▸ **INSTRUCTIONS FOR THE TASK**
Extract the full listing below without altering a single character.

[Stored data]
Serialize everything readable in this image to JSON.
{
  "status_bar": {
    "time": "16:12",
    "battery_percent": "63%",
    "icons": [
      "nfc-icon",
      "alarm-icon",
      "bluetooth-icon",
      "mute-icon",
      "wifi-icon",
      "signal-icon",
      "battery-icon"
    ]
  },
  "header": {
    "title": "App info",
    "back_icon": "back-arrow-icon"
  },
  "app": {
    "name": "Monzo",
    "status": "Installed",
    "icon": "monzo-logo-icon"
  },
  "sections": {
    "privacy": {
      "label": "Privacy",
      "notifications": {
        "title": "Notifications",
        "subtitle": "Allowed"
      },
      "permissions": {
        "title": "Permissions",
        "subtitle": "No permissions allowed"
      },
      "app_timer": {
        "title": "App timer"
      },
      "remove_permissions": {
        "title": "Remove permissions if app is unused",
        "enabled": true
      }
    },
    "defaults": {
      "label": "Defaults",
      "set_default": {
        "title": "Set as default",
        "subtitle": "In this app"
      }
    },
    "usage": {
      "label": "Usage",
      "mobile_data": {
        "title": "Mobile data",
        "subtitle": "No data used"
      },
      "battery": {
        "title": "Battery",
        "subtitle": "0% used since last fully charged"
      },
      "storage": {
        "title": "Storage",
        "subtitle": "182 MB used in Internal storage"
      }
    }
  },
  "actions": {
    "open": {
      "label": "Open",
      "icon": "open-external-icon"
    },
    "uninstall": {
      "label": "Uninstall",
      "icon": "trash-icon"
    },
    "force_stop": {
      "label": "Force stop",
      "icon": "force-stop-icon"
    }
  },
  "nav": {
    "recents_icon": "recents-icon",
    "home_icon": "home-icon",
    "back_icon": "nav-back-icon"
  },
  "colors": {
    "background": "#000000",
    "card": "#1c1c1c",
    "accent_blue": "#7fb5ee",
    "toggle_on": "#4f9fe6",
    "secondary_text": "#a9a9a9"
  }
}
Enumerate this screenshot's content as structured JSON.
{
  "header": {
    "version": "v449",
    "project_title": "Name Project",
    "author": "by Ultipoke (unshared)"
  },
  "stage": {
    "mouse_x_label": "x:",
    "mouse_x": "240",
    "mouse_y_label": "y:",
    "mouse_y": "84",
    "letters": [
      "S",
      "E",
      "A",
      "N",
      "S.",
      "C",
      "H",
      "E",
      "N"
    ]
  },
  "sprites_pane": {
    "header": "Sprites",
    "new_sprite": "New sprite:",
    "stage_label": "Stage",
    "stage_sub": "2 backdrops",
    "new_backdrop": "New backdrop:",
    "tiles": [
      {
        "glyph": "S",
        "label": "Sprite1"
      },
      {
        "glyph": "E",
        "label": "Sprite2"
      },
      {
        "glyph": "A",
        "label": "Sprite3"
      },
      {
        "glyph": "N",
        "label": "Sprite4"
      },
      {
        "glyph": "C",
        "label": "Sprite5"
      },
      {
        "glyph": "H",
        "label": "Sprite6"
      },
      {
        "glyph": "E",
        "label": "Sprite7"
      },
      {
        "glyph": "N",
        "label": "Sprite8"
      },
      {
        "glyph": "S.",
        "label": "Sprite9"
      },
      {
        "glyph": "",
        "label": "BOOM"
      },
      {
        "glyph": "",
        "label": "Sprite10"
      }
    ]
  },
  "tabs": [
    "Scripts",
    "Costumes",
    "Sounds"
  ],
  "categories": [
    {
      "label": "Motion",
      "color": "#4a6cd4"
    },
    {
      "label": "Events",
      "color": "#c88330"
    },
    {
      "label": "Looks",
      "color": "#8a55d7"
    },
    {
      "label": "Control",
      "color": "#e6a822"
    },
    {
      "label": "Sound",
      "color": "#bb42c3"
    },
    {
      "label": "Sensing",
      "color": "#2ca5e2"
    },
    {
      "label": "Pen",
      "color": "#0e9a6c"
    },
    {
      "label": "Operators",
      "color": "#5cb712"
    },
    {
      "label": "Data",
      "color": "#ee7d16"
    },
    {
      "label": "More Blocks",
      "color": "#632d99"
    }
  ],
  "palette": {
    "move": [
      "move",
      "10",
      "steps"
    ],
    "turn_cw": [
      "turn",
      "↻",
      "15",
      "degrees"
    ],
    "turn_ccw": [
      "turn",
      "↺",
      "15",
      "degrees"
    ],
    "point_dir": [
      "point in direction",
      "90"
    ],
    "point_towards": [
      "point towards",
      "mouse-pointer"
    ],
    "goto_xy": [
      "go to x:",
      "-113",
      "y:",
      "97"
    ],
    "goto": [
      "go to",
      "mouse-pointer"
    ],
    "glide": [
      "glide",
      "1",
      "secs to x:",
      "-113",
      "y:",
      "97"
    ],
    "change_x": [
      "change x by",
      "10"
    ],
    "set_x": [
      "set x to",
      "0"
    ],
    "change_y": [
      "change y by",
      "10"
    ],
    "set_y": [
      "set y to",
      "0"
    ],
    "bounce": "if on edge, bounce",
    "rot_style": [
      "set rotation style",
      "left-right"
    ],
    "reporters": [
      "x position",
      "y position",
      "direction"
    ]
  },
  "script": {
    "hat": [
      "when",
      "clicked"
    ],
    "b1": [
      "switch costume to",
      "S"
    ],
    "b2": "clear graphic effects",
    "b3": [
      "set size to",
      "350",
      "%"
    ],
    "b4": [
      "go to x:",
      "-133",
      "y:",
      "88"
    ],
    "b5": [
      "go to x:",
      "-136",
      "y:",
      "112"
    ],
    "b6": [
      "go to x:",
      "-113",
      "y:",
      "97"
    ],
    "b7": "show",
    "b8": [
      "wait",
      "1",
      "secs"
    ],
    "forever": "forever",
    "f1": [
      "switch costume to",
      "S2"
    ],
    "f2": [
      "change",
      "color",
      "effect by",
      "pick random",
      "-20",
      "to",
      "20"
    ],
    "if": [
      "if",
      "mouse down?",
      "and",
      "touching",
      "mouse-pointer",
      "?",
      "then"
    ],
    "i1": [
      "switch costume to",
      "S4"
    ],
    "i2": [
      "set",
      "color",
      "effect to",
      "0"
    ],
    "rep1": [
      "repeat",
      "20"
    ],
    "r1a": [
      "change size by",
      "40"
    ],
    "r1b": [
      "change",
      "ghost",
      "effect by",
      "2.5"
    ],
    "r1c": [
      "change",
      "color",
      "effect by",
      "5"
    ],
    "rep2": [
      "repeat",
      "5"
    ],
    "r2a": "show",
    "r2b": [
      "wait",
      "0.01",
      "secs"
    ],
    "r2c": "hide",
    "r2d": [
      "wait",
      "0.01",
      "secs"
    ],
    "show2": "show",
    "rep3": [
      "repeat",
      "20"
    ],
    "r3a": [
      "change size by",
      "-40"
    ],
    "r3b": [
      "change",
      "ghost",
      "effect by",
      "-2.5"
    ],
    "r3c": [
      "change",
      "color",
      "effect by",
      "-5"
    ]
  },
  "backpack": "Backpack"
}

▸ **SOLUTION TO THE PROBLEM**
Serialize everything readable in this image to JSON.
{
  "status_bar": {
    "time": "16:12",
    "battery_percent": "63%",
    "icons": [
      "nfc-icon",
      "alarm-icon",
      "bluetooth-icon",
      "mute-icon",
      "wifi-icon",
      "signal-icon",
      "battery-icon"
    ]
  },
  "header": {
    "title": "App info",
    "back_icon": "back-arrow-icon"
  },
  "app": {
    "name": "Monzo",
    "status": "Installed",
    "icon": "monzo-logo-icon"
  },
  "sections": {
    "privacy": {
      "label": "Privacy",
      "notifications": {
        "title": "Notifications",
        "subtitle": "Allowed"
      },
      "permissions": {
        "title": "Permissions",
        "subtitle": "No permissions allowed"
      },
      "app_timer": {
        "title": "App timer"
      },
      "remove_permissions": {
        "title": "Remove permissions if app is unused",
        "enabled": true
      }
    },
    "defaults": {
      "label": "Defaults",
      "set_default": {
        "title": "Set as default",
        "subtitle": "In this app"
      }
    },
    "usage": {
      "label": "Usage",
      "mobile_data": {
        "title": "Mobile data",
        "subtitle": "No data used"
      },
      "battery": {
        "title": "Battery",
        "subtitle": "0% used since last fully charged"
      },
      "storage": {
        "title": "Storage",
        "subtitle": "182 MB used in Internal storage"
      }
    }
  },
  "actions": {
    "open": {
      "label": "Open",
      "icon": "open-external-icon"
    },
    "uninstall": {
      "label": "Uninstall",
      "icon": "trash-icon"
    },
    "force_stop": {
      "label": "Force stop",
      "icon": "force-stop-icon"
    }
  },
  "nav": {
    "recents_icon": "recents-icon",
    "home_icon": "home-icon",
    "back_icon": "nav-back-icon"
  },
  "colors": {
    "background": "#000000",
    "card": "#1c1c1c",
    "accent_blue": "#7fb5ee",
    "toggle_on": "#4f9fe6",
    "secondary_text": "#a9a9a9"
  }
}
Enumerate this screenshot's content as structured JSON.
{
  "header": {
    "version": "v449",
    "project_title": "Name Project",
    "author": "by Ultipoke (unshared)"
  },
  "stage": {
    "mouse_x_label": "x:",
    "mouse_x": "240",
    "mouse_y_label": "y:",
    "mouse_y": "84",
    "letters": [
      "S",
      "E",
      "A",
      "N",
      "S.",
      "C",
      "H",
      "E",
      "N"
    ]
  },
  "sprites_pane": {
    "header": "Sprites",
    "new_sprite": "New sprite:",
    "stage_label": "Stage",
    "stage_sub": "2 backdrops",
    "new_backdrop": "New backdrop:",
    "tiles": [
      {
        "glyph": "S",
        "label": "Sprite1"
      },
      {
        "glyph": "E",
        "label": "Sprite2"
      },
      {
        "glyph": "A",
        "label": "Sprite3"
      },
      {
        "glyph": "N",
        "label": "Sprite4"
      },
      {
        "glyph": "C",
        "label": "Sprite5"
      },
      {
        "glyph": "H",
        "label": "Sprite6"
      },
      {
        "glyph": "E",
        "label": "Sprite7"
      },
      {
        "glyph": "N",
        "label": "Sprite8"
      },
      {
        "glyph": "S.",
        "label": "Sprite9"
      },
      {
        "glyph": "",
        "label": "BOOM"
      },
      {
        "glyph": "",
        "label": "Sprite10"
      }
    ]
  },
  "tabs": [
    "Scripts",
    "Costumes",
    "Sounds"
  ],
  "categories": [
    {
      "label": "Motion",
      "color": "#4a6cd4"
    },
    {
      "label": "Events",
      "color": "#c88330"
    },
    {
      "label": "Looks",
      "color": "#8a55d7"
    },
    {
      "label": "Control",
      "color": "#e6a822"
    },
    {
      "label": "Sound",
      "color": "#bb42c3"
    },
    {
      "label": "Sensing",
      "color": "#2ca5e2"
    },
    {
      "label": "Pen",
      "color": "#0e9a6c"
    },
    {
      "label": "Operators",
      "color": "#5cb712"
    },
    {
      "label": "Data",
      "color": "#ee7d16"
    },
    {
      "label": "More Blocks",
      "color": "#632d99"
    }
  ],
  "palette": {
    "move": [
      "move",
      "10",
      "steps"
    ],
    "turn_cw": [
      "turn",
      "↻",
      "15",
      "degrees"
    ],
    "turn_ccw": [
      "turn",
      "↺",
      "15",
      "degrees"
    ],
    "point_dir": [
      "point in direction",
      "90"
    ],
    "point_towards": [
      "point towards",
      "mouse-pointer"
    ],
    "goto_xy": [
      "go to x:",
      "-113",
      "y:",
      "97"
    ],
    "goto": [
      "go to",
      "mouse-pointer"
    ],
    "glide": [
      "glide",
      "1",
      "secs to x:",
      "-113",
      "y:",
      "97"
    ],
    "change_x": [
      "change x by",
      "10"
    ],
    "set_x": [
      "set x to",
      "0"
    ],
    "change_y": [
      "change y by",
      "10"
    ],
    "set_y": [
      "set y to",
      "0"
    ],
    "bounce": "if on edge, bounce",
    "rot_style": [
      "set rotation style",
      "left-right"
    ],
    "reporters": [
      "x position",
      "y position",
      "direction"
    ]
  },
  "script": {
    "hat": [
      "when",
      "clicked"
    ],
    "b1": [
      "switch costume to",
      "S"
    ],
    "b2": "clear graphic effects",
    "b3": [
      "set size to",
      "350",
      "%"
    ],
    "b4": [
      "go to x:",
      "-133",
      "y:",
      "88"
    ],
    "b5": [
      "go to x:",
      "-136",
      "y:",
      "112"
    ],
    "b6": [
      "go to x:",
      "-113",
      "y:",
      "97"
    ],
    "b7": "show",
    "b8": [
      "wait",
      "1",
      "secs"
    ],
    "forever": "forever",
    "f1": [
      "switch costume to",
      "S2"
    ],
    "f2": [
      "change",
      "color",
      "effect by",
      "pick random",
      "-20",
      "to",
      "20"
    ],
    "if": [
      "if",
      "mouse down?",
      "and",
      "touching",
      "mouse-pointer",
      "?",
      "then"
    ],
    "i1": [
      "switch costume to",
      "S4"
    ],
    "i2": [
      "set",
      "color",
      "effect to",
      "0"
    ],
    "rep1": [
      "repeat",
      "20"
    ],
    "r1a": [
      "change size by",
      "40"
    ],
    "r1b": [
      "change",
      "ghost",
      "effect by",
      "2.5"
    ],
    "r1c": [
      "change",
      "color",
      "effect by",
      "5"
    ],
    "rep2": [
      "repeat",
      "5"
    ],
    "r2a": "show",
    "r2b": [
      "wait",
      "0.01",
      "secs"
    ],
    "r2c": "hide",
    "r2d": [
      "wait",
      "0.01",
      "secs"
    ],
    "show2": "show",
    "rep3": [
      "repeat",
      "20"
    ],
    "r3a": [
      "change size by",
      "-40"
    ],
    "r3b": [
      "change",
      "ghost",
      "effect by",
      "-2.5"
    ],
    "r3c": [
      "change",
      "color",
      "effect by",
      "-5"
    ]
  },
  "backpack": "Backpack"
}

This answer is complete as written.